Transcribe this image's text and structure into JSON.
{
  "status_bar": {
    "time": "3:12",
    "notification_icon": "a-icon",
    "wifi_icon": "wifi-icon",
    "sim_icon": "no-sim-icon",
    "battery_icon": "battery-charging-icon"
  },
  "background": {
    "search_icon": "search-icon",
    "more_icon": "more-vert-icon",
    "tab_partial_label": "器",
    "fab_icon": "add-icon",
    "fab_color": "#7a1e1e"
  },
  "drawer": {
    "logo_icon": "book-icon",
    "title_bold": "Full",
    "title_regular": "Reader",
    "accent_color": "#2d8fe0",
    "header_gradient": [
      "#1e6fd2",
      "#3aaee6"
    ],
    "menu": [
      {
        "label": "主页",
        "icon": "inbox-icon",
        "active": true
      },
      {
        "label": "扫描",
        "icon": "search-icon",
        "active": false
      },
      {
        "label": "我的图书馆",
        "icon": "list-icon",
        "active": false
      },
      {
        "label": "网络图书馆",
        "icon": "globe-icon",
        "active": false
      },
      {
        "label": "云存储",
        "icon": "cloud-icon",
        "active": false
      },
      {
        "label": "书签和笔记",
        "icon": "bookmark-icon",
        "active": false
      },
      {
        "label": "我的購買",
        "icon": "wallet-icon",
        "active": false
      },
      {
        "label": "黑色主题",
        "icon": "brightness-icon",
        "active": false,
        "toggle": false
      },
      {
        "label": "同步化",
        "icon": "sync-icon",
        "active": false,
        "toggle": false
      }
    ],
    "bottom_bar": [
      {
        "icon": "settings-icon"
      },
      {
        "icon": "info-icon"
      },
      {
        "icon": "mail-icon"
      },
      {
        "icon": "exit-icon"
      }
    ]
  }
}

================

Exercise prompt - Show every line where the string "search" appears.

Response to this task -
    "search_icon": "search-icon",
        "icon": "search-icon",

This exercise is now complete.